* _Record set_:
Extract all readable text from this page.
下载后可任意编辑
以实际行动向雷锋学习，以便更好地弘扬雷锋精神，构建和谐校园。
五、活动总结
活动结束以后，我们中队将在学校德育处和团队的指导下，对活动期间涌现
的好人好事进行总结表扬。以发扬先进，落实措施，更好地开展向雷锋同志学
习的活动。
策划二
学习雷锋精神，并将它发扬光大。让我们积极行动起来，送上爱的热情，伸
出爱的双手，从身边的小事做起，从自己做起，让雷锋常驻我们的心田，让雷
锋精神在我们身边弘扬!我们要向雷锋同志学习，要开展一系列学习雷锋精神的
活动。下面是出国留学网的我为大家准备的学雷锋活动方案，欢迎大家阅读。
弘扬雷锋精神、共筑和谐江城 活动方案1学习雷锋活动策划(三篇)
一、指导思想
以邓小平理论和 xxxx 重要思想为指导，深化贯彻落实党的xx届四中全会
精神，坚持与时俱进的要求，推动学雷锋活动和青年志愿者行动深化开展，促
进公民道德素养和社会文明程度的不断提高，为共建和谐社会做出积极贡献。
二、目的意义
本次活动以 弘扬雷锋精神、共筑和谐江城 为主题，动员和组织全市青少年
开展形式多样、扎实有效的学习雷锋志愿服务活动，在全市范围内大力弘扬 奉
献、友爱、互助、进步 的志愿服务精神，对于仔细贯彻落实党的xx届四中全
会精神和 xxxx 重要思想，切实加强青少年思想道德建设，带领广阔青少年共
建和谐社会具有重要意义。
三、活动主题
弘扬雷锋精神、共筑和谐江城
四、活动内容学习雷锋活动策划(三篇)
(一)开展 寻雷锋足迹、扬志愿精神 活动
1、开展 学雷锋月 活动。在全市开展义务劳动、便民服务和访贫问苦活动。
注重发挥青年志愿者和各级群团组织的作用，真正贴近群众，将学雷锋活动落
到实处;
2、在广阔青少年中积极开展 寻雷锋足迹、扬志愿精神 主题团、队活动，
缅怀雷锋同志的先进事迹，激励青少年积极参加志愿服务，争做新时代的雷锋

* _Set exercise_: Each line of the material should be echoed exactly.

* _Problem solution_:
Extract all readable text from this page.
下载后可任意编辑
以实际行动向雷锋学习，以便更好地弘扬雷锋精神，构建和谐校园。
五、活动总结
活动结束以后，我们中队将在学校德育处和团队的指导下，对活动期间涌现
的好人好事进行总结表扬。以发扬先进，落实措施，更好地开展向雷锋同志学
习的活动。
策划二
学习雷锋精神，并将它发扬光大。让我们积极行动起来，送上爱的热情，伸
出爱的双手，从身边的小事做起，从自己做起，让雷锋常驻我们的心田，让雷
锋精神在我们身边弘扬!我们要向雷锋同志学习，要开展一系列学习雷锋精神的
活动。下面是出国留学网的我为大家准备的学雷锋活动方案，欢迎大家阅读。
弘扬雷锋精神、共筑和谐江城 活动方案1学习雷锋活动策划(三篇)
一、指导思想
以邓小平理论和 xxxx 重要思想为指导，深化贯彻落实党的xx届四中全会
精神，坚持与时俱进的要求，推动学雷锋活动和青年志愿者行动深化开展，促
进公民道德素养和社会文明程度的不断提高，为共建和谐社会做出积极贡献。
二、目的意义
本次活动以 弘扬雷锋精神、共筑和谐江城 为主题，动员和组织全市青少年
开展形式多样、扎实有效的学习雷锋志愿服务活动，在全市范围内大力弘扬 奉
献、友爱、互助、进步 的志愿服务精神，对于仔细贯彻落实党的xx届四中全
会精神和 xxxx 重要思想，切实加强青少年思想道德建设，带领广阔青少年共
建和谐社会具有重要意义。
三、活动主题
弘扬雷锋精神、共筑和谐江城
四、活动内容学习雷锋活动策划(三篇)
(一)开展 寻雷锋足迹、扬志愿精神 活动
1、开展 学雷锋月 活动。在全市开展义务劳动、便民服务和访贫问苦活动。
注重发挥青年志愿者和各级群团组织的作用，真正贴近群众，将学雷锋活动落
到实处;
2、在广阔青少年中积极开展 寻雷锋足迹、扬志愿精神 主题团、队活动，
缅怀雷锋同志的先进事迹，激励青少年积极参加志愿服务，争做新时代的雷锋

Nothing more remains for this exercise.